* Start Data rows *

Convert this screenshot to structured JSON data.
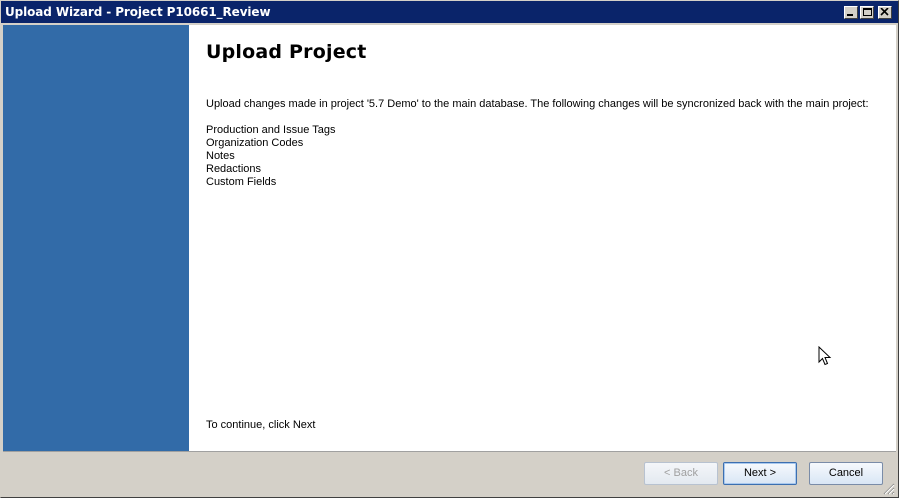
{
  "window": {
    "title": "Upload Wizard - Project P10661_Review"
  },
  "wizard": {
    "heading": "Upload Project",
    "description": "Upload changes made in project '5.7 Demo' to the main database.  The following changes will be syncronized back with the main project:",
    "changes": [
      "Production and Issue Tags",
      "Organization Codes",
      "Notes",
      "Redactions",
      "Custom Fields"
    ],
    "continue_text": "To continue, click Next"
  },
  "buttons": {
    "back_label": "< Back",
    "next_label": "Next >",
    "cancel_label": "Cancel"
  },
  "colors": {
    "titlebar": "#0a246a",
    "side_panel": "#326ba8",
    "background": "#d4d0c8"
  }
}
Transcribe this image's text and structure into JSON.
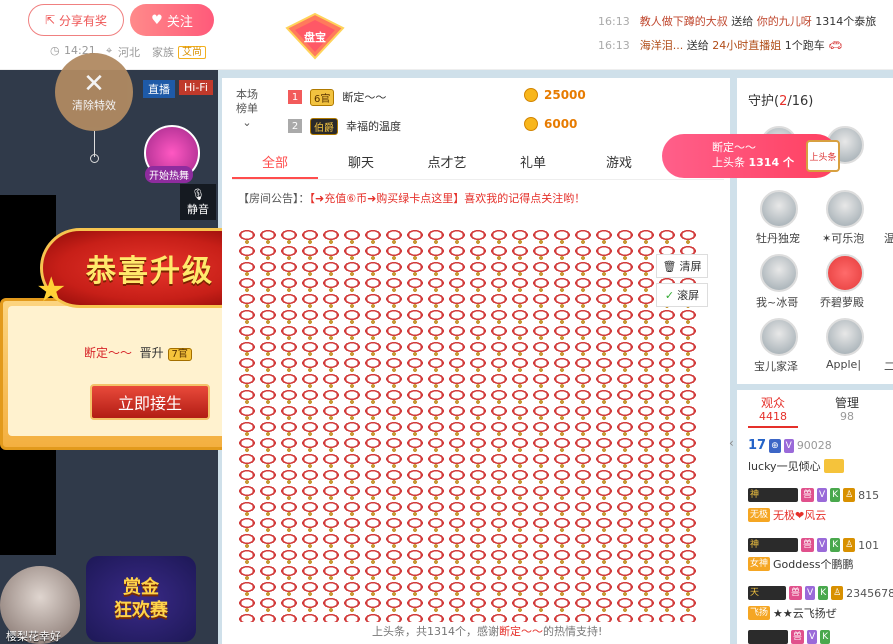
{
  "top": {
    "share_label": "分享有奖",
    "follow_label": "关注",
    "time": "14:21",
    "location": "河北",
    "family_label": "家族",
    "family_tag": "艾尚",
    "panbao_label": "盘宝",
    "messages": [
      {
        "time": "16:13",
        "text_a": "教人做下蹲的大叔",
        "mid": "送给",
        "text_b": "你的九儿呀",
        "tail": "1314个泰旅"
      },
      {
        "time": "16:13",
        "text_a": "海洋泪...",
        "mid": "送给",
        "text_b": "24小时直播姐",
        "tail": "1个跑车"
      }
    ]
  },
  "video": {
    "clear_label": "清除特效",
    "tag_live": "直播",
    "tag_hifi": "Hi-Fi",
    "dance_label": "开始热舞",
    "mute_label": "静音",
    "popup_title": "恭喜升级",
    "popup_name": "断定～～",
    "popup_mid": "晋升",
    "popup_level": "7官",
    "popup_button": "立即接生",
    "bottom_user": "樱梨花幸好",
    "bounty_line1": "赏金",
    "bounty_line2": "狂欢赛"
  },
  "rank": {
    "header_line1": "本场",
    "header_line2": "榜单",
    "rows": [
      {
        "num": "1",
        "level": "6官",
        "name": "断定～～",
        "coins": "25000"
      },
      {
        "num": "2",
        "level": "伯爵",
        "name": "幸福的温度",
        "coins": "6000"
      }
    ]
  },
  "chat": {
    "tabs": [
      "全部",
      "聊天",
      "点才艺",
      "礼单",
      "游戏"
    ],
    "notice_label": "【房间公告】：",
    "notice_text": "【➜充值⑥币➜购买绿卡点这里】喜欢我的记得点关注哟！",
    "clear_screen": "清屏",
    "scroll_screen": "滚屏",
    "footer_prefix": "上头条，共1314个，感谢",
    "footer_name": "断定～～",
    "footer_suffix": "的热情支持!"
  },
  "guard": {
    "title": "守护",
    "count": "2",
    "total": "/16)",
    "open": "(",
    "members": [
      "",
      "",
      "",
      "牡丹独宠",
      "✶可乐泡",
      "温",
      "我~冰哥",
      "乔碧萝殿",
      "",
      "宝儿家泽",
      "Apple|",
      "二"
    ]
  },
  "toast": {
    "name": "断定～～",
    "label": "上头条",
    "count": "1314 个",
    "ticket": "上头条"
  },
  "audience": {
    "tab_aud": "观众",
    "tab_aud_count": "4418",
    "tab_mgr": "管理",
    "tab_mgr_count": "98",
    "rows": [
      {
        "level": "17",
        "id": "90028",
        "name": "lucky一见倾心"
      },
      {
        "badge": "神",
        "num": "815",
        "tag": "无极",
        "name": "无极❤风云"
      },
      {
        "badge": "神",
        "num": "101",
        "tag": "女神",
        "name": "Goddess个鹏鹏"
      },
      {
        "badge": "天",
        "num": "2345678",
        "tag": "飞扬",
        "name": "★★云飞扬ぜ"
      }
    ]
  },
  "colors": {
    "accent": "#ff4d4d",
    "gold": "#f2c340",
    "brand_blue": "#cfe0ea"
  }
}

* End Data rows *

== Given request ==
Go through the listing above and return every line where the word "JSON" occurs.

== Correct answer ==
Convert this screenshot to structured JSON data.
Transcribe this image's text and structure into JSON.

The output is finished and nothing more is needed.